** TASK **
Please copy exactly the lines that begin with the one containing "Read all visible content and emit it as JSON." and end with the last line of the entries.

** RECORDS SHOWN **
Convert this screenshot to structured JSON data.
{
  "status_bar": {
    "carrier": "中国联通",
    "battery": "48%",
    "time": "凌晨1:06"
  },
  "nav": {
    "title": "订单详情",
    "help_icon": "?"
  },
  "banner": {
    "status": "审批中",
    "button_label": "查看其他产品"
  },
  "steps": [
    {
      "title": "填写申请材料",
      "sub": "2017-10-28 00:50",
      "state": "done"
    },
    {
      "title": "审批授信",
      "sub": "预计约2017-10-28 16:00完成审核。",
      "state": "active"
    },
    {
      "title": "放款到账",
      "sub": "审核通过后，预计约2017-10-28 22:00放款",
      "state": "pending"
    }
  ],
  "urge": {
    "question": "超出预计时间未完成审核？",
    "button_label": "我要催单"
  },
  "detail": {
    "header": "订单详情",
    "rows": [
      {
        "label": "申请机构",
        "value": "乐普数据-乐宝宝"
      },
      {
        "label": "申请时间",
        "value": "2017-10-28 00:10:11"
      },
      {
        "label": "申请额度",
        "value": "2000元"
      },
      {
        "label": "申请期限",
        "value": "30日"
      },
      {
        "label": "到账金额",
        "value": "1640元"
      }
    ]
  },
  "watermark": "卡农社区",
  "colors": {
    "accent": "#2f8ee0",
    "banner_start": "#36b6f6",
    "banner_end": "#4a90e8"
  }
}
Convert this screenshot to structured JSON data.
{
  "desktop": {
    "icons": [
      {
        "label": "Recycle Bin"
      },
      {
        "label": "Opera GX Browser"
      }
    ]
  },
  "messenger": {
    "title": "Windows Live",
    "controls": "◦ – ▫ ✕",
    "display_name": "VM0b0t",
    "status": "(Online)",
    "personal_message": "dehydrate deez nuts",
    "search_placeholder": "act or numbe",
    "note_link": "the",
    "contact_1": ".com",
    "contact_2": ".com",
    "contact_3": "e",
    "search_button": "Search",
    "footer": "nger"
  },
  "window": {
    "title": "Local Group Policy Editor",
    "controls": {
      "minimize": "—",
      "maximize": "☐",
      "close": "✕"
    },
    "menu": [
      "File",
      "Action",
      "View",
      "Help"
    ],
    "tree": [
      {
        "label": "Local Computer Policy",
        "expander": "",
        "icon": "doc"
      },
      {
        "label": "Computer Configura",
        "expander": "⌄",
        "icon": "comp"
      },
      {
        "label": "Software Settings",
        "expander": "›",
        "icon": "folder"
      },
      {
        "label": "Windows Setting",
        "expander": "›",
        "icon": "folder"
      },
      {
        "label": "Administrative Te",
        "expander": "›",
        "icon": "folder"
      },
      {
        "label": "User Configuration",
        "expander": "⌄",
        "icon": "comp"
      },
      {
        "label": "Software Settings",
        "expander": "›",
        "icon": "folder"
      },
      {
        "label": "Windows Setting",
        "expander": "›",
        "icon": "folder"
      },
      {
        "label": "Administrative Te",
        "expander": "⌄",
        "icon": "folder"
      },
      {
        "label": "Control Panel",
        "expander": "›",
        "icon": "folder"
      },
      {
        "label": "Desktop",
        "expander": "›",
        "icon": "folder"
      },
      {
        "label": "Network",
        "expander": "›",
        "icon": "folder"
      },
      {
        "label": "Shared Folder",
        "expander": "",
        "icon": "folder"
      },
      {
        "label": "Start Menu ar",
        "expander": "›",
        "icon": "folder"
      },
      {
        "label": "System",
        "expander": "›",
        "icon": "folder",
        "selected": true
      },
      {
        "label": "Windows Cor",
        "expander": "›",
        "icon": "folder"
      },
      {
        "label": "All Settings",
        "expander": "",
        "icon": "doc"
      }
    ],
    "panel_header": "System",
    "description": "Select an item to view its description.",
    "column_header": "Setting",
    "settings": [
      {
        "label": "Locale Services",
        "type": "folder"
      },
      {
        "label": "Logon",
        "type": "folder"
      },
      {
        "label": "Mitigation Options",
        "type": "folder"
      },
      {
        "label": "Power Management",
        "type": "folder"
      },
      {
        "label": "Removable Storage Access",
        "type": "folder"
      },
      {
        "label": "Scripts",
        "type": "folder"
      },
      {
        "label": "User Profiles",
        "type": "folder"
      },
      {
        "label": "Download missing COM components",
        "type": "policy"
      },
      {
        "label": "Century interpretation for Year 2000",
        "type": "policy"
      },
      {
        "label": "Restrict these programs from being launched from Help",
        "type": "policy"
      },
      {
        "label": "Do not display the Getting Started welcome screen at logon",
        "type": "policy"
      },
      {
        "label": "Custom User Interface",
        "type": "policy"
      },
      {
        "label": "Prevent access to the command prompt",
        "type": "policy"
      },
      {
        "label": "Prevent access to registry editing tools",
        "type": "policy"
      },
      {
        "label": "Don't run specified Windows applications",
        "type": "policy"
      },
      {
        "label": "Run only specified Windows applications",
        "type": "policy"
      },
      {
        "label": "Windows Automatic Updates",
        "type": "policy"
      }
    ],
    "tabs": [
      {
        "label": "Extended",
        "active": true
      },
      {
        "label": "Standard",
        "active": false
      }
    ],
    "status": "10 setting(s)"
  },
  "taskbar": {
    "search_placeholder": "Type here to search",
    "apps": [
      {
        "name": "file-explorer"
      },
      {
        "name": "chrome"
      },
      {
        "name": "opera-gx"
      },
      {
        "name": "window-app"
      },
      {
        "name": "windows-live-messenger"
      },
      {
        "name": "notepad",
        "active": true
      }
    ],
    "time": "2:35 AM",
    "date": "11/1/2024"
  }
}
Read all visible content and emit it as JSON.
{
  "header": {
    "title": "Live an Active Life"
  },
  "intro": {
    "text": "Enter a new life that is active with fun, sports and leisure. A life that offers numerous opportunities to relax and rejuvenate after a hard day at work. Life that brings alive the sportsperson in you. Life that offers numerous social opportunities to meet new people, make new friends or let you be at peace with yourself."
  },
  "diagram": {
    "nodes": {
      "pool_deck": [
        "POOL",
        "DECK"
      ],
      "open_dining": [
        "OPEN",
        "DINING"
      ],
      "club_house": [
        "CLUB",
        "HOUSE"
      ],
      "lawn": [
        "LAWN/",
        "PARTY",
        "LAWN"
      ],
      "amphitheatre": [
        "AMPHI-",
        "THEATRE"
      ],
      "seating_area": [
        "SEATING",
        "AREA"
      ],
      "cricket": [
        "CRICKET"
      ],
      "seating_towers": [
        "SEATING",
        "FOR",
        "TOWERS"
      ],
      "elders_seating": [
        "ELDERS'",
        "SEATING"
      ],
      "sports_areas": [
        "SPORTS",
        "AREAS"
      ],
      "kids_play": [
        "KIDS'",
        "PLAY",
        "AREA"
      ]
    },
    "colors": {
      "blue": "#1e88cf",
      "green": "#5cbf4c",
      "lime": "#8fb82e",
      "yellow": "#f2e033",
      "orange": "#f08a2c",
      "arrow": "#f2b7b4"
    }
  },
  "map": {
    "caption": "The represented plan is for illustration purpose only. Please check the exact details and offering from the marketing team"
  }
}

** RESPONSE BELOW **
Read all visible content and emit it as JSON.
{
  "header": {
    "title": "Live an Active Life"
  },
  "intro": {
    "text": "Enter a new life that is active with fun, sports and leisure. A life that offers numerous opportunities to relax and rejuvenate after a hard day at work. Life that brings alive the sportsperson in you. Life that offers numerous social opportunities to meet new people, make new friends or let you be at peace with yourself."
  },
  "diagram": {
    "nodes": {
      "pool_deck": [
        "POOL",
        "DECK"
      ],
      "open_dining": [
        "OPEN",
        "DINING"
      ],
      "club_house": [
        "CLUB",
        "HOUSE"
      ],
      "lawn": [
        "LAWN/",
        "PARTY",
        "LAWN"
      ],
      "amphitheatre": [
        "AMPHI-",
        "THEATRE"
      ],
      "seating_area": [
        "SEATING",
        "AREA"
      ],
      "cricket": [
        "CRICKET"
      ],
      "seating_towers": [
        "SEATING",
        "FOR",
        "TOWERS"
      ],
      "elders_seating": [
        "ELDERS'",
        "SEATING"
      ],
      "sports_areas": [
        "SPORTS",
        "AREAS"
      ],
      "kids_play": [
        "KIDS'",
        "PLAY",
        "AREA"
      ]
    },
    "colors": {
      "blue": "#1e88cf",
      "green": "#5cbf4c",
      "lime": "#8fb82e",
      "yellow": "#f2e033",
      "orange": "#f08a2c",
      "arrow": "#f2b7b4"
    }
  },
  "map": {
    "caption": "The represented plan is for illustration purpose only. Please check the exact details and offering from the marketing team"
  }
}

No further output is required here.